▶ [Material provided]

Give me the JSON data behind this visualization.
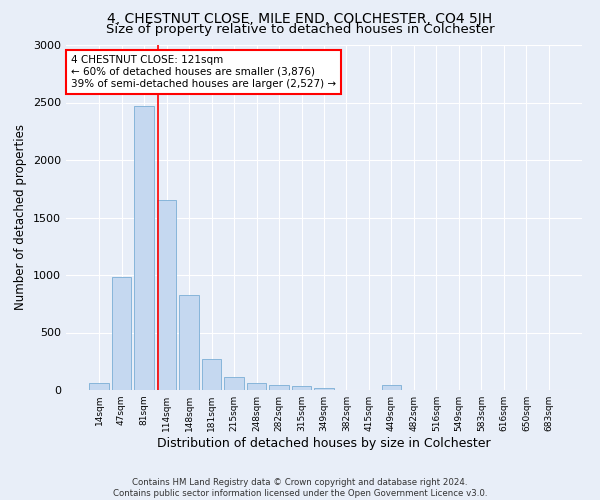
{
  "title": "4, CHESTNUT CLOSE, MILE END, COLCHESTER, CO4 5JH",
  "subtitle": "Size of property relative to detached houses in Colchester",
  "xlabel": "Distribution of detached houses by size in Colchester",
  "ylabel": "Number of detached properties",
  "categories": [
    "14sqm",
    "47sqm",
    "81sqm",
    "114sqm",
    "148sqm",
    "181sqm",
    "215sqm",
    "248sqm",
    "282sqm",
    "315sqm",
    "349sqm",
    "382sqm",
    "415sqm",
    "449sqm",
    "482sqm",
    "516sqm",
    "549sqm",
    "583sqm",
    "616sqm",
    "650sqm",
    "683sqm"
  ],
  "values": [
    60,
    980,
    2470,
    1650,
    830,
    270,
    115,
    60,
    45,
    35,
    20,
    0,
    0,
    40,
    0,
    0,
    0,
    0,
    0,
    0,
    0
  ],
  "bar_color": "#c5d8f0",
  "bar_edge_color": "#7aaed6",
  "vline_color": "red",
  "vline_pos": 2.6,
  "annotation_text": "4 CHESTNUT CLOSE: 121sqm\n← 60% of detached houses are smaller (3,876)\n39% of semi-detached houses are larger (2,527) →",
  "annotation_box_color": "white",
  "annotation_box_edge_color": "red",
  "ylim": [
    0,
    3000
  ],
  "yticks": [
    0,
    500,
    1000,
    1500,
    2000,
    2500,
    3000
  ],
  "bg_color": "#e8eef8",
  "plot_bg_color": "#e8eef8",
  "footer": "Contains HM Land Registry data © Crown copyright and database right 2024.\nContains public sector information licensed under the Open Government Licence v3.0.",
  "title_fontsize": 10,
  "subtitle_fontsize": 9.5,
  "xlabel_fontsize": 9,
  "ylabel_fontsize": 8.5
}
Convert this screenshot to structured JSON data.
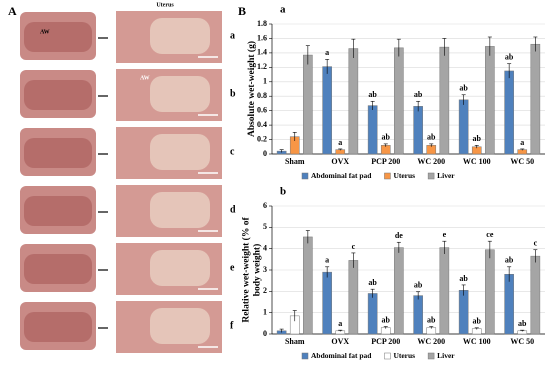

▶ [Short problem]
Look for the word "CHESTNUT" in every line of the listing and copy the lines that have it.

▶ [Reply to the exercise]
  "title": "4, CHESTNUT CLOSE, MILE END, COLCHESTER, CO4 5JH",
  "annotation_text": "4 CHESTNUT CLOSE: 121sqm\n← 60% of detached houses are smaller (3,876)\n39% of semi-detached houses are larger (2,527) →",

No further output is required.